## Exercise objective
Pull out all lines from the listing below in which the word "xlabel" appears.
Start of Task data
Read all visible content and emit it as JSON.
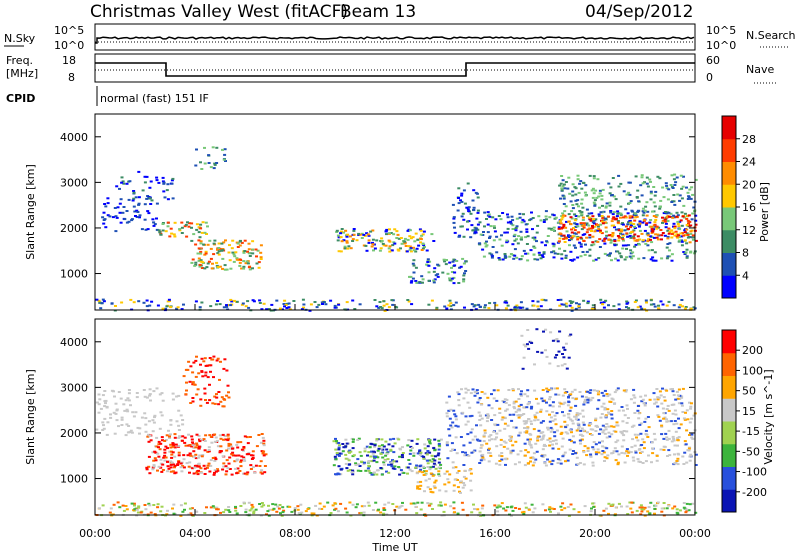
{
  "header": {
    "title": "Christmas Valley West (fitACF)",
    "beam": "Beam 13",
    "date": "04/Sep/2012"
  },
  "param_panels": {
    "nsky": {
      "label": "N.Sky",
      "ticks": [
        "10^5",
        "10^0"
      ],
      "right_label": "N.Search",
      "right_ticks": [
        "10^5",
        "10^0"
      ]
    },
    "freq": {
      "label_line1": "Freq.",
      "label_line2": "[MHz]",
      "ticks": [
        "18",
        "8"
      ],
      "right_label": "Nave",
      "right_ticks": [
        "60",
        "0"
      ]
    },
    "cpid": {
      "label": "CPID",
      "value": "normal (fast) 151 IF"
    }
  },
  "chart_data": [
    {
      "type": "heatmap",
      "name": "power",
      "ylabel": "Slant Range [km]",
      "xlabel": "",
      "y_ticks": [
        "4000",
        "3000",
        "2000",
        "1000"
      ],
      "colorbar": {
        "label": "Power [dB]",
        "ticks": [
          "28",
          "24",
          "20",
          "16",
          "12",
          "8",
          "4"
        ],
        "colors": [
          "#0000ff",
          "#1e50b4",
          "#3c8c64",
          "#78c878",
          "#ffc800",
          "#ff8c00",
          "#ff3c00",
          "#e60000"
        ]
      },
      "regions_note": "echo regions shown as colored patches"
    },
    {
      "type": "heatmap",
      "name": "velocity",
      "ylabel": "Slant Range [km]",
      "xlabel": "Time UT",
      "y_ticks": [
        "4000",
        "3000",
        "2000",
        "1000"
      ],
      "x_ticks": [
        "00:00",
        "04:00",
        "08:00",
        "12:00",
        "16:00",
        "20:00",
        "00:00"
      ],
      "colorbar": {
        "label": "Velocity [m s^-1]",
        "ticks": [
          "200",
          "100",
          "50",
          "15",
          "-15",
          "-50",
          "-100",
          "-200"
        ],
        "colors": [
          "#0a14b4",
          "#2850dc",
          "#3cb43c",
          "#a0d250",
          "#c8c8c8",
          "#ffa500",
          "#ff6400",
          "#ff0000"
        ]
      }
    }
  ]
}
End of Task data
Start of Task data
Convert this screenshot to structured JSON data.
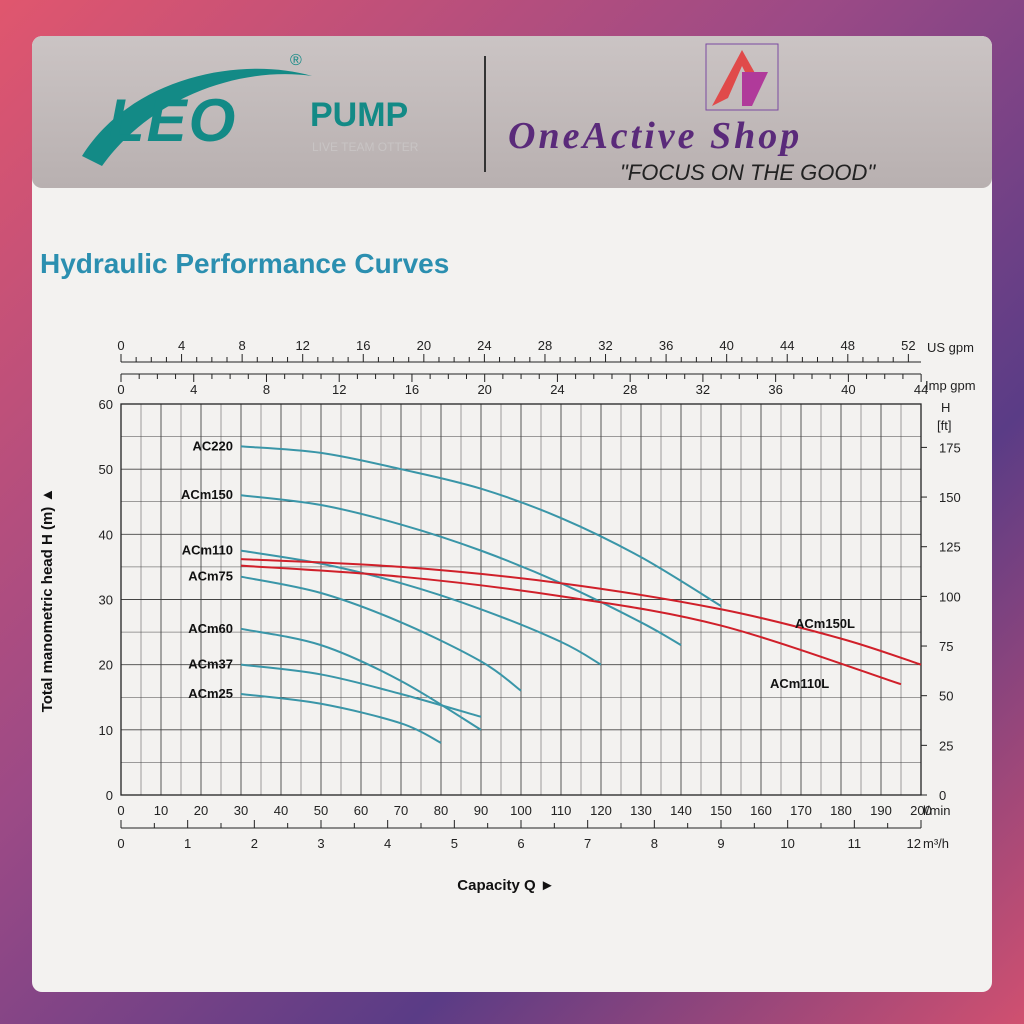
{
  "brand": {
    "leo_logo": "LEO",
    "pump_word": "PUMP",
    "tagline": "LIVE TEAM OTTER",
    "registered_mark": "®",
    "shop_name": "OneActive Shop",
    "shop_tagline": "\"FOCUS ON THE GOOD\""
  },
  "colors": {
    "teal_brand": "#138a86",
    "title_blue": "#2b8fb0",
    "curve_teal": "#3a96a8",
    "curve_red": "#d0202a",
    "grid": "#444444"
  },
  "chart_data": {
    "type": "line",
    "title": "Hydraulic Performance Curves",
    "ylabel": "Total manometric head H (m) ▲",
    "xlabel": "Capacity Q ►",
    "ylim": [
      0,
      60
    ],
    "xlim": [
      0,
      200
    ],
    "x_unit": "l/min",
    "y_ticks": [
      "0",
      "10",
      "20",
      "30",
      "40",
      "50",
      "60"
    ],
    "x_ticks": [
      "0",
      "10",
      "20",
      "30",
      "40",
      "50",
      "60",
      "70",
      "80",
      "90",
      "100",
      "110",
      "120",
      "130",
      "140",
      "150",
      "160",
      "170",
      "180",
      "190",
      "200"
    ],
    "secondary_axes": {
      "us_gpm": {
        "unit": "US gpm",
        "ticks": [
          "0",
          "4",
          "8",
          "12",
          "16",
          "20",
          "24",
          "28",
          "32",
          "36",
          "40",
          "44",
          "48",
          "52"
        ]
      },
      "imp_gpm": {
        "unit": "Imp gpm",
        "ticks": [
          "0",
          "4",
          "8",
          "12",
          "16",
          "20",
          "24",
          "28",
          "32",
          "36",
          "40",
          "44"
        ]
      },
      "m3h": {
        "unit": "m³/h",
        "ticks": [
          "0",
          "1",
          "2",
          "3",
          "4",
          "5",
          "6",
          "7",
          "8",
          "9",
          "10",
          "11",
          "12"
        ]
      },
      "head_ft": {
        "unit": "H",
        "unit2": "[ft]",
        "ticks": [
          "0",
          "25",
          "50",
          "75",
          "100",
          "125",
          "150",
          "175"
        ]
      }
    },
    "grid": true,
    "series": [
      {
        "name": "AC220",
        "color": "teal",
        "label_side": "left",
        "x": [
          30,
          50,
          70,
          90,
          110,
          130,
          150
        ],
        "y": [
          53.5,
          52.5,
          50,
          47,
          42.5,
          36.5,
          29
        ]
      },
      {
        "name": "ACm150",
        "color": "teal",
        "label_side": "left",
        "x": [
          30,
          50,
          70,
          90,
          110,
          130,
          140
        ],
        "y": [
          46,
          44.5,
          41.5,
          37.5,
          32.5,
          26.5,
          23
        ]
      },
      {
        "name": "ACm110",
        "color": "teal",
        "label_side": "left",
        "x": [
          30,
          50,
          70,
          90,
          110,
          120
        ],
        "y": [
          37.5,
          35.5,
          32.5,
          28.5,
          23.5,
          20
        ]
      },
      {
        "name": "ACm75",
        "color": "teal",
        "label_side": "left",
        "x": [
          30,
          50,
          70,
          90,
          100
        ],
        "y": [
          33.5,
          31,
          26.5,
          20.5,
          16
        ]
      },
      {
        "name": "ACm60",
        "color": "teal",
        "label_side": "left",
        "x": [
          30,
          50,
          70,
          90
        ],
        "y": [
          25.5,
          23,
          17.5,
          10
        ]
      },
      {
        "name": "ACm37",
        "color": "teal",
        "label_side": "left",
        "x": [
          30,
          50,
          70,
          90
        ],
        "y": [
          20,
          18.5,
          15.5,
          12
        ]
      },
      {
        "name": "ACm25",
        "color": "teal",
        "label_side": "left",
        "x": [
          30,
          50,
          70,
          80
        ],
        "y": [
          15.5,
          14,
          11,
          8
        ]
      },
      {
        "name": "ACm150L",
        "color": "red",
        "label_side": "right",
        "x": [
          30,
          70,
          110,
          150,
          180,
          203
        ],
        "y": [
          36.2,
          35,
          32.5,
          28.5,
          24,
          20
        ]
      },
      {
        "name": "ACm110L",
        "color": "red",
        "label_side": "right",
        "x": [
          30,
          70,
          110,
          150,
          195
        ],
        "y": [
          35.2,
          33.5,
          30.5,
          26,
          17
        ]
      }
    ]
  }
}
End of Task data
## Complete output
      "xlabel": "",
      "xlabel": "Time UT",
    "xlabel": "Capacity Q ►",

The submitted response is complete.